§ Given data
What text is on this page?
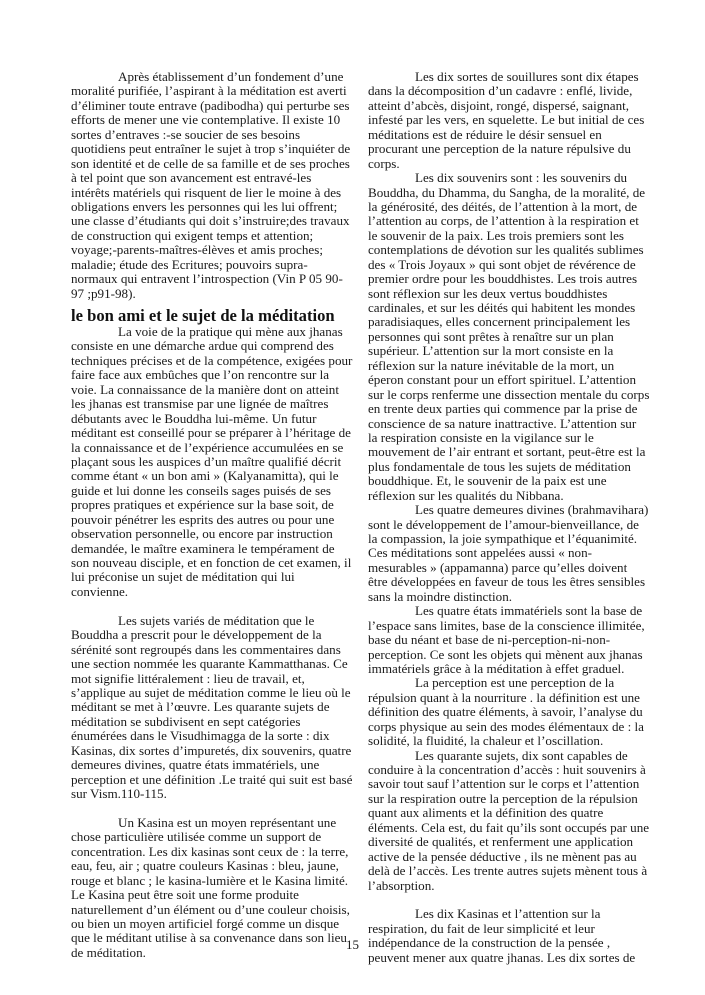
Après établissement d’un fondement d’une
moralité purifiée, l’aspirant à la méditation est averti
d’éliminer toute entrave (padibodha) qui perturbe ses
efforts de mener une vie contemplative. Il existe 10
sortes d’entraves :-se soucier de ses besoins
quotidiens peut entraîner le sujet à trop s’inquiéter de
son identité et de celle de sa famille et de ses proches
à tel point que son avancement est entravé-les
intérêts matériels qui risquent de lier le moine à des
obligations envers les personnes qui les lui offrent;
une classe d’étudiants qui doit s’instruire;des travaux
de construction qui exigent temps et attention;
voyage;-parents-maîtres-élèves et amis proches;
maladie; étude des Ecritures; pouvoirs supra-
normaux qui entravent l’introspection (Vin P 05 90-
97 ;p91-98).
le bon ami et le sujet de la méditation
La voie de la pratique qui mène aux jhanas
consiste en une démarche ardue qui comprend des
techniques précises et de la compétence, exigées pour
faire face aux embûches que l’on rencontre sur la
voie. La connaissance de la manière dont on atteint
les jhanas est transmise par une lignée de maîtres
débutants avec le Bouddha lui-même. Un futur
méditant est conseillé pour se préparer à l’héritage de
la connaissance et de l’expérience accumulées en se
plaçant sous les auspices d’un maître qualifié décrit
comme étant « un bon ami » (Kalyanamitta), qui le
guide et lui donne les conseils sages puisés de ses
propres pratiques et expérience sur la base soit, de
pouvoir pénétrer les esprits des autres ou pour une
observation personnelle, ou encore par instruction
demandée, le maître examinera le tempérament de
son nouveau disciple, et en fonction de cet examen, il
lui préconise un sujet de méditation qui lui
convienne.
Les sujets variés de méditation que le
Bouddha a prescrit pour le développement de la
sérénité sont regroupés dans les commentaires dans
une section nommée les quarante Kammatthanas. Ce
mot signifie littéralement : lieu de travail, et,
s’applique au sujet de méditation comme le lieu où le
méditant se met à l’œuvre. Les quarante sujets de
méditation se subdivisent en sept catégories
énumérées dans le Visudhimagga de la sorte : dix
Kasinas, dix sortes d’impuretés, dix souvenirs, quatre
demeures divines, quatre états immatériels, une
perception et une définition .Le traité qui suit est basé
sur Vism.110-115.
Un Kasina est un moyen représentant une
chose particulière utilisée comme un support de
concentration. Les dix kasinas sont ceux de : la terre,
eau, feu, air ; quatre couleurs Kasinas : bleu, jaune,
rouge et blanc ; le kasina-lumière et le Kasina limité.
Le Kasina peut être soit une forme produite
naturellement d’un élément ou d’une couleur choisis,
ou bien un moyen artificiel forgé comme un disque
que le méditant utilise à sa convenance dans son lieu
de méditation.
Les dix sortes de souillures sont dix étapes
dans la décomposition d’un cadavre : enflé, livide,
atteint d’abcès, disjoint, rongé, dispersé, saignant,
infesté par les vers, en squelette. Le but initial de ces
méditations est de réduire le désir sensuel en
procurant une perception de la nature répulsive du
corps.
Les dix souvenirs sont : les souvenirs du
Bouddha, du Dhamma, du Sangha, de la moralité, de
la générosité, des déités, de l’attention à la mort, de
l’attention au corps, de l’attention à la respiration et
le souvenir de la paix. Les trois premiers sont les
contemplations de dévotion sur les qualités sublimes
des « Trois Joyaux » qui sont objet de révérence de
premier ordre pour les bouddhistes. Les trois autres
sont réflexion sur les deux vertus bouddhistes
cardinales, et sur les déités qui habitent les mondes
paradisiaques, elles concernent principalement les
personnes qui sont prêtes à renaître sur un plan
supérieur. L’attention sur la mort consiste en la
réflexion sur la nature inévitable de la mort, un
éperon constant pour un effort spirituel. L’attention
sur le corps renferme une dissection mentale du corps
en trente deux parties qui commence par la prise de
conscience de sa nature inattractive. L’attention sur
la respiration consiste en la vigilance sur le
mouvement de l’air entrant et sortant, peut-être est la
plus fondamentale de tous les sujets de méditation
bouddhique. Et, le souvenir de la paix est une
réflexion sur les qualités du Nibbana.
Les quatre demeures divines (brahmavihara)
sont le développement de l’amour-bienveillance, de
la compassion, la joie sympathique et l’équanimité.
Ces méditations sont appelées aussi « non-
mesurables » (appamanna) parce qu’elles doivent
être développées en faveur de tous les êtres sensibles
sans la moindre distinction.
Les quatre états immatériels sont la base de
l’espace sans limites, base de la conscience illimitée,
base du néant et base de ni-perception-ni-non-
perception. Ce sont les objets qui mènent aux jhanas
immatériels grâce à la méditation à effet graduel.
La perception est une perception de la
répulsion quant à la nourriture . la définition est une
définition des quatre éléments, à savoir, l’analyse du
corps physique au sein des modes élémentaux de : la
solidité, la fluidité, la chaleur et l’oscillation.
Les quarante sujets, dix sont capables de
conduire à la concentration d’accès : huit souvenirs à
savoir tout sauf l’attention sur le corps et l’attention
sur la respiration outre la perception de la répulsion
quant aux aliments et la définition des quatre
éléments. Cela est, du fait qu’ils sont occupés par une
diversité de qualités, et renferment une application
active de la pensée déductive , ils ne mènent pas au
delà de l’accès. Les trente autres sujets mènent tous à
l’absorption.
Les dix Kasinas et l’attention sur la
respiration, du fait de leur simplicité et leur
indépendance de la construction de la pensée ,
peuvent mener aux quatre jhanas. Les dix sortes de
15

§ Given task
Looking at the listing above, count the lines that contain "être" and give nothing but the number.

§ Result of this exercise
3